Work required: Identify all lines of the data containing the string "历史学类" and copy them.

──────────

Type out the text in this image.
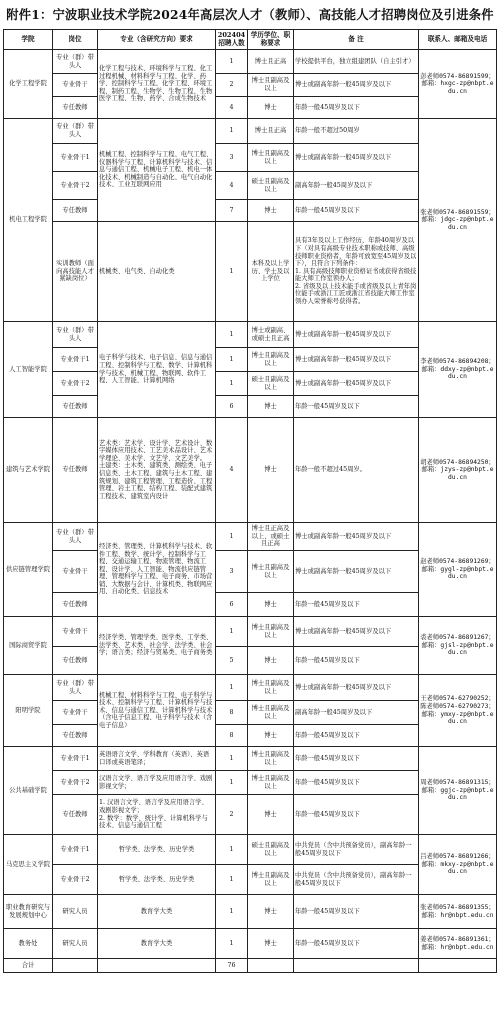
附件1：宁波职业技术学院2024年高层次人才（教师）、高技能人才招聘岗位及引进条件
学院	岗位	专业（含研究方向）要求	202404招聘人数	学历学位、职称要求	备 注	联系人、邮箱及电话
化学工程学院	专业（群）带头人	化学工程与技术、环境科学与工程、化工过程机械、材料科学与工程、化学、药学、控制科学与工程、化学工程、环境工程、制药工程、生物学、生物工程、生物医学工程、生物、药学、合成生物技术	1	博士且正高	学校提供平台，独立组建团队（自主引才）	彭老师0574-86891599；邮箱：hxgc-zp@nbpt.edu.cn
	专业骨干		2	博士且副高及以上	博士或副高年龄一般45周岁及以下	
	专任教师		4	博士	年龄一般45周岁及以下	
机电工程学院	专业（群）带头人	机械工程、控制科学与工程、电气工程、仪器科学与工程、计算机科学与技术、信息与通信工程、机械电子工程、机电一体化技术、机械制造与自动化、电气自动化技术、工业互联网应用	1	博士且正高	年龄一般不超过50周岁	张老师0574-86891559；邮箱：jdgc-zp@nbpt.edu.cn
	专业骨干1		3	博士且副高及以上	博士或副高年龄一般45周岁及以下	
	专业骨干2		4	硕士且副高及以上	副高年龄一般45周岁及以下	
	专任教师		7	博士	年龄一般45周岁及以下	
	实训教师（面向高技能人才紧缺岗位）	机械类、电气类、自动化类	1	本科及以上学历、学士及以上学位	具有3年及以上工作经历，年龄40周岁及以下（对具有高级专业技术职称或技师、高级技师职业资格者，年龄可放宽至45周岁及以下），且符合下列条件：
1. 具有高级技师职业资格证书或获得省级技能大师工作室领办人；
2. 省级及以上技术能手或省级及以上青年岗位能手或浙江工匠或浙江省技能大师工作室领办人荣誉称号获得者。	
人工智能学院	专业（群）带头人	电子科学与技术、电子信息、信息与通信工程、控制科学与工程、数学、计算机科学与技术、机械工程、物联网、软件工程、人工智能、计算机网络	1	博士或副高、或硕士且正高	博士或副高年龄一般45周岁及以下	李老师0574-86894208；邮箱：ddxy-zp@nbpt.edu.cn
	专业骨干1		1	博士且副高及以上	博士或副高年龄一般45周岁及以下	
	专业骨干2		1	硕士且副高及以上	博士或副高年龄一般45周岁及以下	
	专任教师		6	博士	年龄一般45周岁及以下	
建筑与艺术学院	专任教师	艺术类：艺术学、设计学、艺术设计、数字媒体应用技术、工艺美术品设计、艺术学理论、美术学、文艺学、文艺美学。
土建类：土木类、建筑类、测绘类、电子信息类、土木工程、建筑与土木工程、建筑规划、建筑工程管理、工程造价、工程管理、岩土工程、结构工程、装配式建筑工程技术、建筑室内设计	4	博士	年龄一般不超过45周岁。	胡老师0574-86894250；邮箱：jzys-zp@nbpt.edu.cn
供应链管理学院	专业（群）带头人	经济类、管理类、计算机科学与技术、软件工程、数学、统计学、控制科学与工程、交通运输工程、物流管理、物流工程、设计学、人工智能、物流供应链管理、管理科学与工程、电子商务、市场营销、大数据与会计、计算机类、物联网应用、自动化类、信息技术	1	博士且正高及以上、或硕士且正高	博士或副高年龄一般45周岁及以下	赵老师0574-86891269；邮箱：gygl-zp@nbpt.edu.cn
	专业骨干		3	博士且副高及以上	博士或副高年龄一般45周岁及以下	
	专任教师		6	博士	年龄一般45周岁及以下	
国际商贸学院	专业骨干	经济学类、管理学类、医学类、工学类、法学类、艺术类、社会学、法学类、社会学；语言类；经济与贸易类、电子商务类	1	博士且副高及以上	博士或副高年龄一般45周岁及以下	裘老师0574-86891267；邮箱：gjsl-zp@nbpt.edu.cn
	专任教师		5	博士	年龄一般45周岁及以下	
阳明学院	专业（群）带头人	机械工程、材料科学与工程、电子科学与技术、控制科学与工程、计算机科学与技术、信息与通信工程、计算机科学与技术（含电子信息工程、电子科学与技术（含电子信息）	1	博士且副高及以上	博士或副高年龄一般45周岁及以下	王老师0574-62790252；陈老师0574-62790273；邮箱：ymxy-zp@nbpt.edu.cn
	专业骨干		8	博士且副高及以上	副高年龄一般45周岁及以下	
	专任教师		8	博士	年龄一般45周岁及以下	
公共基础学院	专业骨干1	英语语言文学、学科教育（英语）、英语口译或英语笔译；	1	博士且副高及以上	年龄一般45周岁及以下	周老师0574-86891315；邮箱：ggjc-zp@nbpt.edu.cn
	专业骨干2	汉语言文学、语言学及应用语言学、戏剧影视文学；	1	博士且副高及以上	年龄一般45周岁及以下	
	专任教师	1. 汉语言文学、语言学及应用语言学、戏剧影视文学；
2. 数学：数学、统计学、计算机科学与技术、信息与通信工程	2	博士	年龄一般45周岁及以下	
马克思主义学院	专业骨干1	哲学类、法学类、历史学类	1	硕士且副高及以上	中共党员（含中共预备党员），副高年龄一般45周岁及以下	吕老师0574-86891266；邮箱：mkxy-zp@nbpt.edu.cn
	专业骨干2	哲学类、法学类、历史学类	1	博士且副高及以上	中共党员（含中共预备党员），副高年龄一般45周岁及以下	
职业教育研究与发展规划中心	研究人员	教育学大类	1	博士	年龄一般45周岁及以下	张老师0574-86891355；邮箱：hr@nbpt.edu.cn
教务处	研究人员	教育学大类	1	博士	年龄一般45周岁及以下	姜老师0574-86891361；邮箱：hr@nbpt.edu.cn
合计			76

──────────

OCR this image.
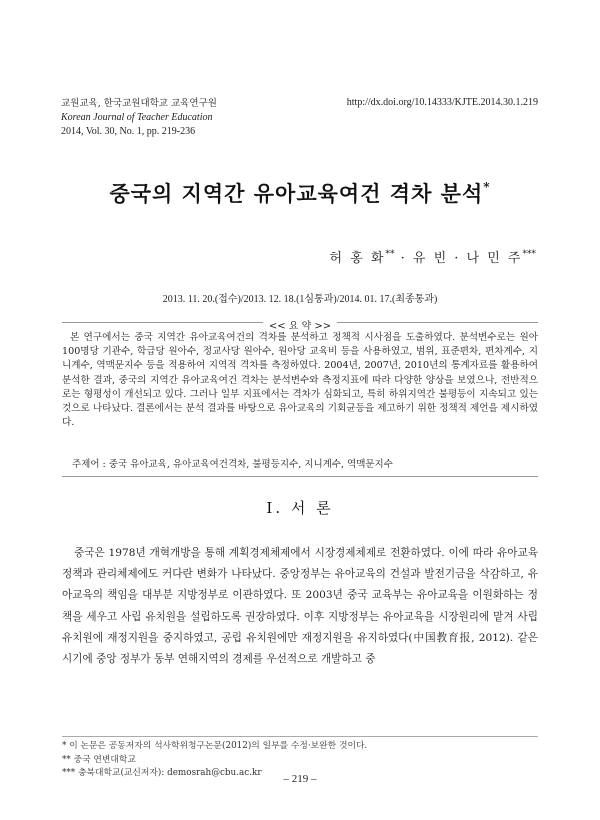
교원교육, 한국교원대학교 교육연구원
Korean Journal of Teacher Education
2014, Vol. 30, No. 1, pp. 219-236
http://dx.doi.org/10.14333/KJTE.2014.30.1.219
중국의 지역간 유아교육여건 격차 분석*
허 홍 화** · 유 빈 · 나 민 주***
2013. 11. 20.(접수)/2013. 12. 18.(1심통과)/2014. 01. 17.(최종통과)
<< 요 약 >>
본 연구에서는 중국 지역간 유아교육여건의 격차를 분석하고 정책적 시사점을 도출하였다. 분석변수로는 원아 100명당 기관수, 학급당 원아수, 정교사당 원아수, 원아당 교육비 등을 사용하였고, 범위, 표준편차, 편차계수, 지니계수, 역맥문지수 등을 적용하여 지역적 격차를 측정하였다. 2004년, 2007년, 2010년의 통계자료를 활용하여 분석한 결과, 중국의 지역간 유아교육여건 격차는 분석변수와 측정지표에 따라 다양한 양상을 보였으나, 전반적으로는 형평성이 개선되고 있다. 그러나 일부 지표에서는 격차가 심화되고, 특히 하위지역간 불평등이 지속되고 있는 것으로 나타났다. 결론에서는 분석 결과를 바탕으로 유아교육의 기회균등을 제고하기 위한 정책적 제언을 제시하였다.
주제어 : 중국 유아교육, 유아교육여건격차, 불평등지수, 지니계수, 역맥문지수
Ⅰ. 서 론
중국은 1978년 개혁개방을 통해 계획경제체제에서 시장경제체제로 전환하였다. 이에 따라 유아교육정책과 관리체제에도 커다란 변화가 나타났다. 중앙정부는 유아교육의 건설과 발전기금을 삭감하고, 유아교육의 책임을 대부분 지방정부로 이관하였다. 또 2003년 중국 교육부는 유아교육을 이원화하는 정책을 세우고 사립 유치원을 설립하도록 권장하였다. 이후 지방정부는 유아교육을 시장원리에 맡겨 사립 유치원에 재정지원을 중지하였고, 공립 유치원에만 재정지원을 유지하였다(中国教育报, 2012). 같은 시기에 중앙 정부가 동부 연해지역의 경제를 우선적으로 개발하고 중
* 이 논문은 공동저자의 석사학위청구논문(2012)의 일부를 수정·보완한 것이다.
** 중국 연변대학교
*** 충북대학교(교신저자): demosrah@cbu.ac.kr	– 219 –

──────────

Answer:
马克思主义学院	专业骨干1	哲学类、法学类、历史学类	1	硕士且副高及以上	中共党员（含中共预备党员），副高年龄一般45周岁及以下	吕老师0574-86891266；邮箱：mkxy-zp@nbpt.edu.cn
	专业骨干2	哲学类、法学类、历史学类	1	博士且副高及以上	中共党员（含中共预备党员），副高年龄一般45周岁及以下	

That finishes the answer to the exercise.